(REQUEST) Repeat every record below exactly, but leave out any pictures.

(DATA SUPPLIED)
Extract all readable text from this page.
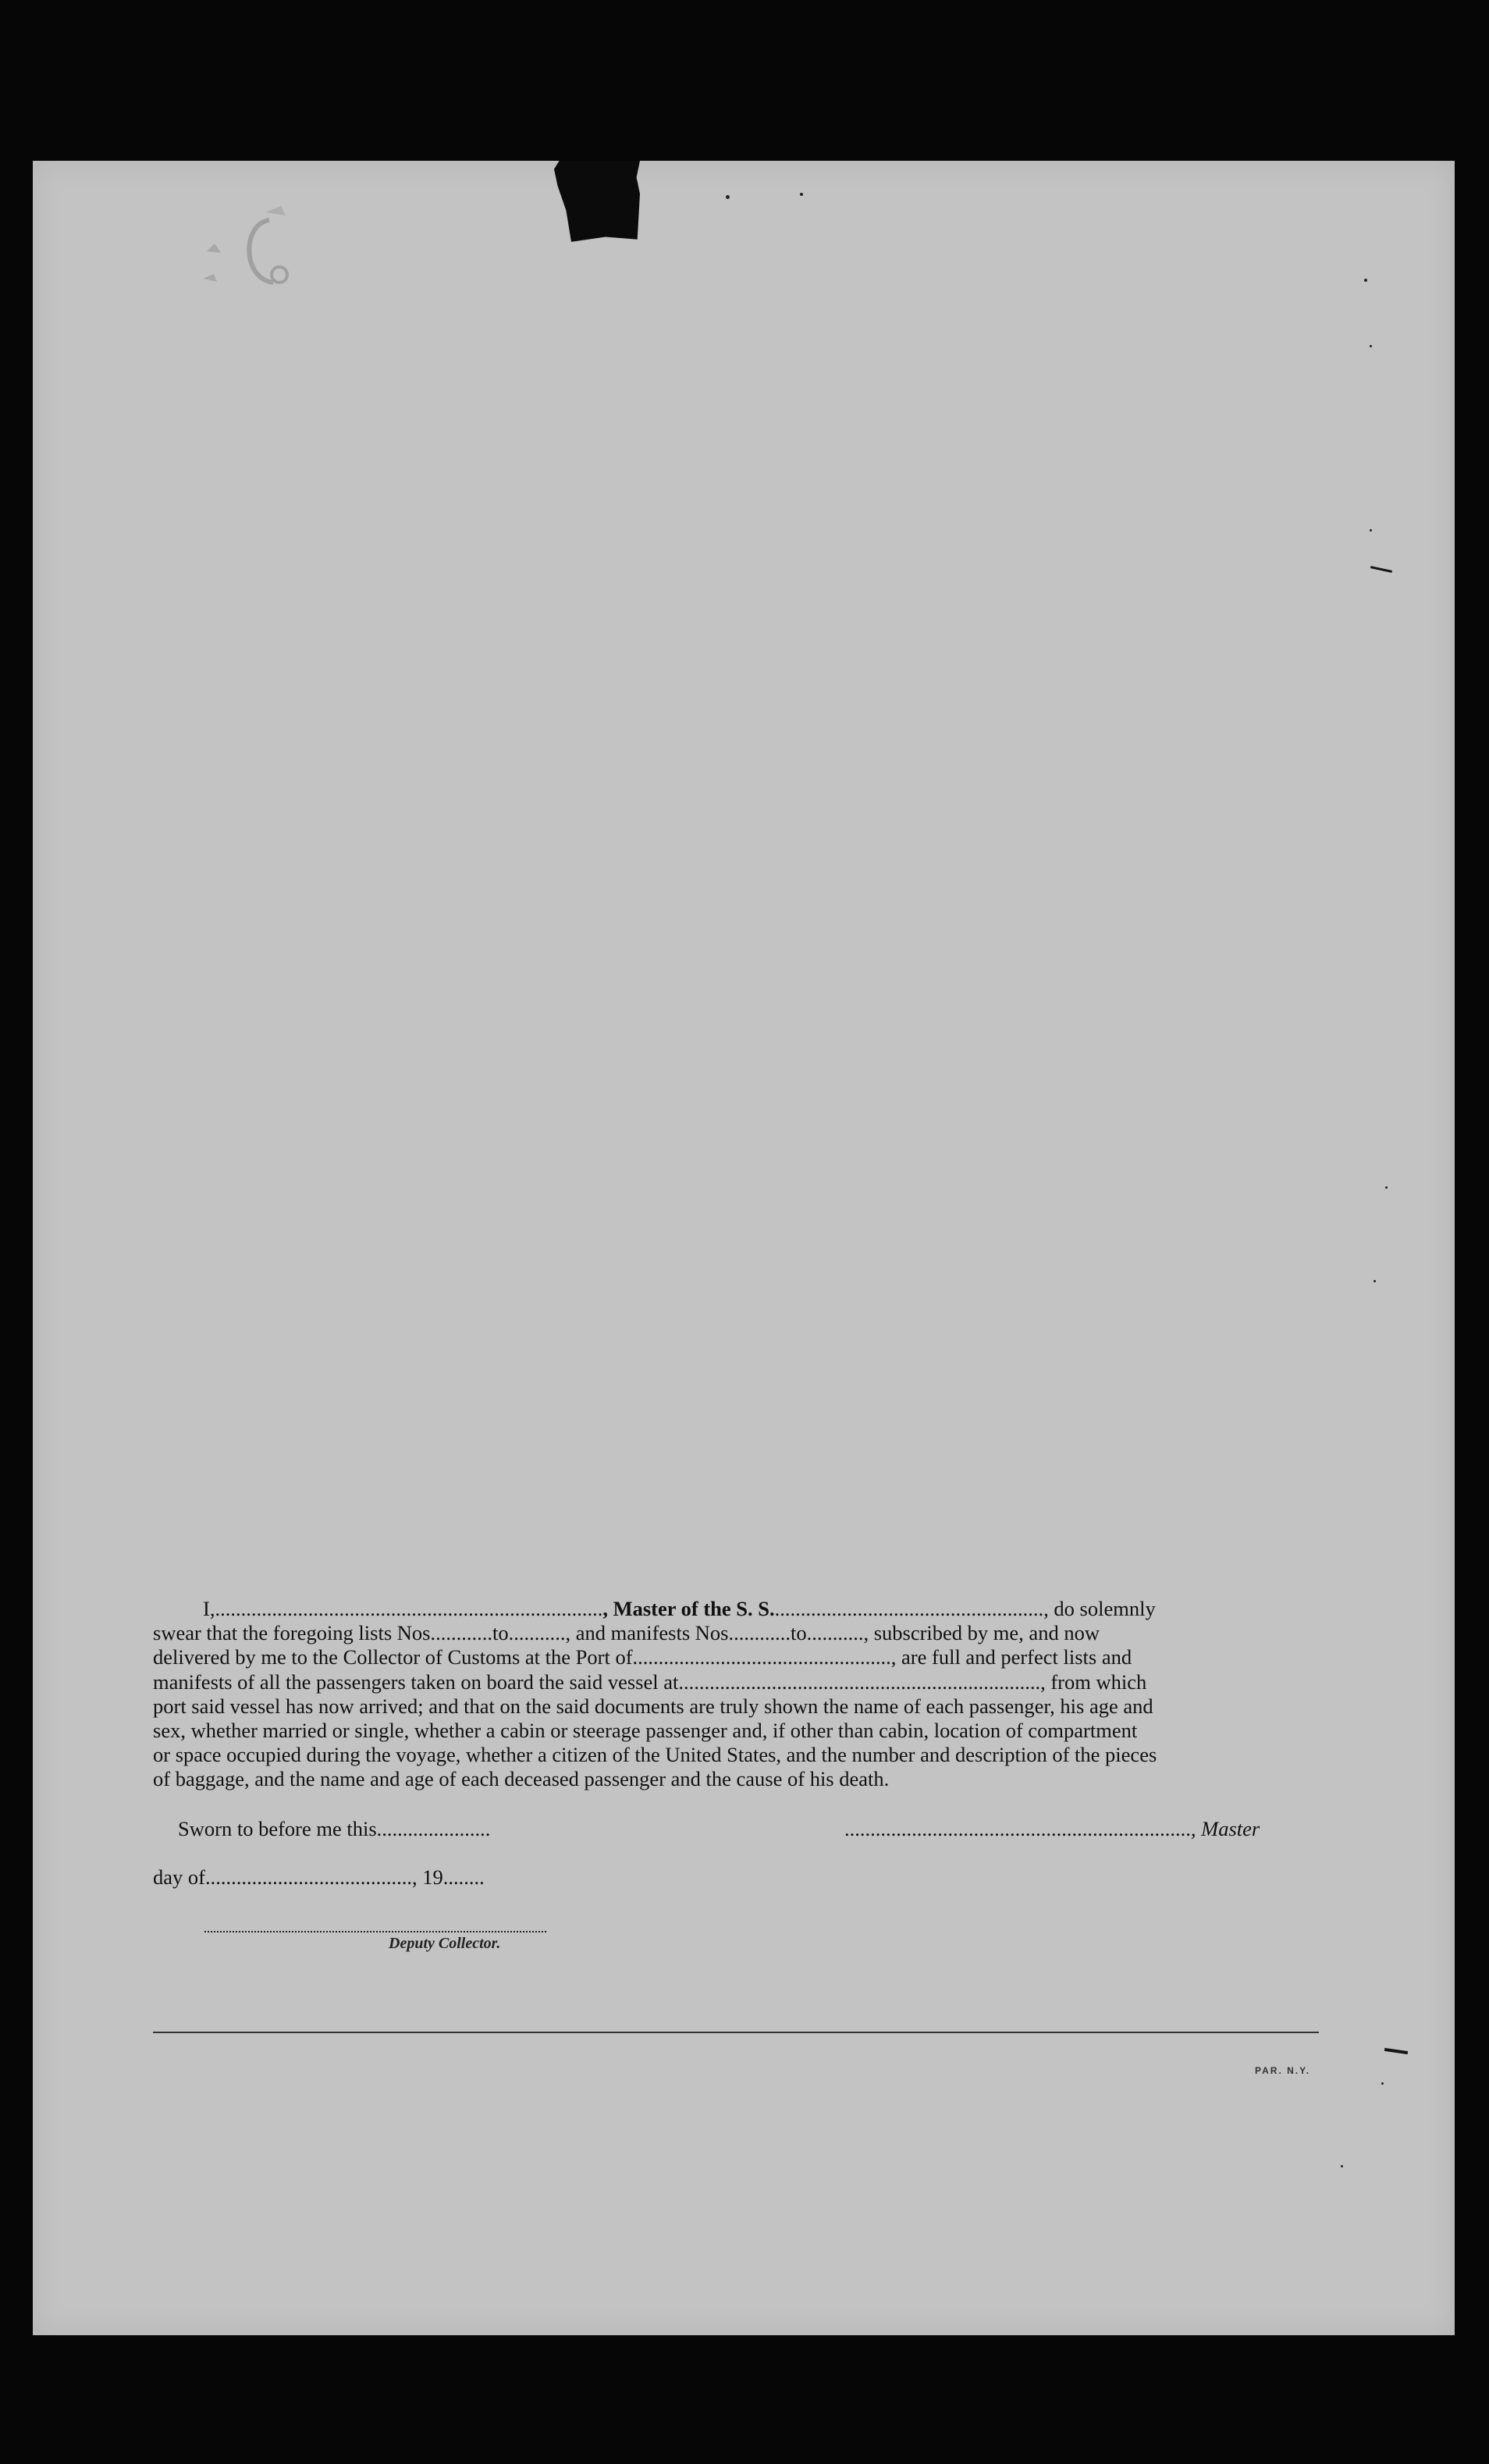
I,..........................................................................., Master of the S. S....................................................., do solemnly

swear that the foregoing lists Nos............to..........., and manifests Nos............to..........., subscribed by me, and now

delivered by me to the Collector of Customs at the Port of.................................................., are full and perfect lists and

manifests of all the passengers taken on board the said vessel at......................................................................, from which

port said vessel has now arrived; and that on the said documents are truly shown the name of each passenger, his age and

sex, whether married or single, whether a cabin or steerage passenger and, if other than cabin, location of compartment

or space occupied during the voyage, whether a citizen of the United States, and the number and description of the pieces

of baggage, and the name and age of each deceased passenger and the cause of his death.

Sworn to before me this......................	..................................................................., Master
day of........................................, 19........
Deputy Collector.
PAR. N.Y.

(ANSWER TO THIS PROBLEM)
Extract all readable text from this page.
I,..........................................................................., Master of the S. S....................................................., do solemnly

swear that the foregoing lists Nos............to..........., and manifests Nos............to..........., subscribed by me, and now

delivered by me to the Collector of Customs at the Port of.................................................., are full and perfect lists and

manifests of all the passengers taken on board the said vessel at......................................................................, from which

port said vessel has now arrived; and that on the said documents are truly shown the name of each passenger, his age and

sex, whether married or single, whether a cabin or steerage passenger and, if other than cabin, location of compartment

or space occupied during the voyage, whether a citizen of the United States, and the number and description of the pieces

of baggage, and the name and age of each deceased passenger and the cause of his death.

Sworn to before me this......................	..................................................................., Master
day of........................................, 19........
Deputy Collector.
PAR. N.Y.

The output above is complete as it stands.